» **Task objective**
Look for the string "geland" in the lines and copy each line that has it.
++++ Extracted material
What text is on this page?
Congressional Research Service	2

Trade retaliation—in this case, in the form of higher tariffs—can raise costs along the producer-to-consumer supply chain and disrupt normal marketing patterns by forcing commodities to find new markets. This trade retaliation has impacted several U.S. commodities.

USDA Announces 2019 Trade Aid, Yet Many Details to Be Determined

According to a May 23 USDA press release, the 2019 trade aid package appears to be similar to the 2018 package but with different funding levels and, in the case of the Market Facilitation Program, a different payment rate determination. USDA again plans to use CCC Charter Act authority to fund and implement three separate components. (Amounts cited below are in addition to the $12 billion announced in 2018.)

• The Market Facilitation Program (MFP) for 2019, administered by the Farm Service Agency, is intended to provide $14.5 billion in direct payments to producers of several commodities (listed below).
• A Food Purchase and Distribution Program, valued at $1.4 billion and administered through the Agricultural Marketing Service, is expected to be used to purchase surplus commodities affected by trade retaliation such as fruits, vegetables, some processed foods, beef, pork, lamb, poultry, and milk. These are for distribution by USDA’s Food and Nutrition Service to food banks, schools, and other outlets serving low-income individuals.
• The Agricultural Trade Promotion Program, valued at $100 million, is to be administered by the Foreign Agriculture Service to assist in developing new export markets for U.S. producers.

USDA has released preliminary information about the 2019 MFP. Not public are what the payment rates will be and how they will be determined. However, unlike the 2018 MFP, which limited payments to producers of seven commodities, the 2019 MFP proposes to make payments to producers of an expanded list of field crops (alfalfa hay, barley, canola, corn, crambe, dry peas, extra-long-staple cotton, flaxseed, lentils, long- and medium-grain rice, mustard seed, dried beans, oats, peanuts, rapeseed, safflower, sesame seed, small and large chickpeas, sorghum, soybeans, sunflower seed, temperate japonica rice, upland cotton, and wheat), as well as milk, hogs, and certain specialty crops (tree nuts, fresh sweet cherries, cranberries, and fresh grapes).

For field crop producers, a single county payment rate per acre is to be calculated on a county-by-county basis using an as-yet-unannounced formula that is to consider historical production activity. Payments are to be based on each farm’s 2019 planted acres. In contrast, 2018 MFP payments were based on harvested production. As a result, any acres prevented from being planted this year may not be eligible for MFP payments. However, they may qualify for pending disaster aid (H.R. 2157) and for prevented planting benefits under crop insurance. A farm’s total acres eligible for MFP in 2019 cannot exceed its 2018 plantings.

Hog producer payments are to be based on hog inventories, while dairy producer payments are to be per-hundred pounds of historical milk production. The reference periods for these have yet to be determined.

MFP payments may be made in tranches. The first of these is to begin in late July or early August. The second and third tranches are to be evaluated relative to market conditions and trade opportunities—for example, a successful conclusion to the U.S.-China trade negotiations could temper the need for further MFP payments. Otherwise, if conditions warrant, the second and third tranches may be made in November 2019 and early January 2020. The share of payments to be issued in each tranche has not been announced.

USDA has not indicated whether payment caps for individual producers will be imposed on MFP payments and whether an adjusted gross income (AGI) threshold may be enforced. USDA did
++++++++
++++ Extracted material
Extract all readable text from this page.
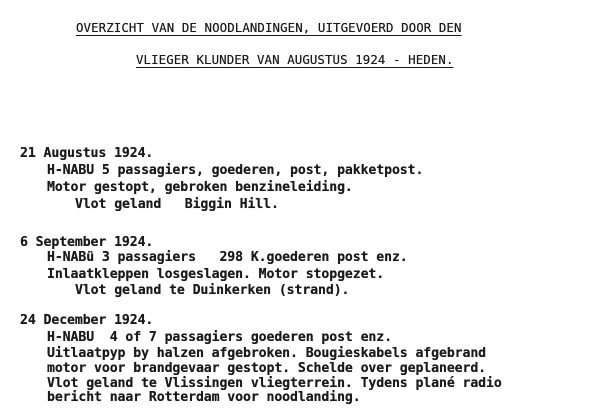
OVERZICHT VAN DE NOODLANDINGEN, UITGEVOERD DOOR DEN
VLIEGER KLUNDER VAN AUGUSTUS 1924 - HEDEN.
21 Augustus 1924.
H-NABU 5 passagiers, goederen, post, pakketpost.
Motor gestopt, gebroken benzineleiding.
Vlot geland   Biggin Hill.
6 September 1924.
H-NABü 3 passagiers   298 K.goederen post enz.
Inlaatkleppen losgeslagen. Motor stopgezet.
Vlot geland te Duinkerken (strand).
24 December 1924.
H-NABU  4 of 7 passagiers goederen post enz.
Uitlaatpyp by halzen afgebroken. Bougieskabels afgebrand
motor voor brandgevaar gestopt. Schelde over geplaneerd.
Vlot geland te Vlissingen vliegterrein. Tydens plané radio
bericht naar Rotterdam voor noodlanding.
++++++++
» **Output**
Vlot geland   Biggin Hill.
Vlot geland te Duinkerken (strand).
Vlot geland te Vlissingen vliegterrein. Tydens plané radio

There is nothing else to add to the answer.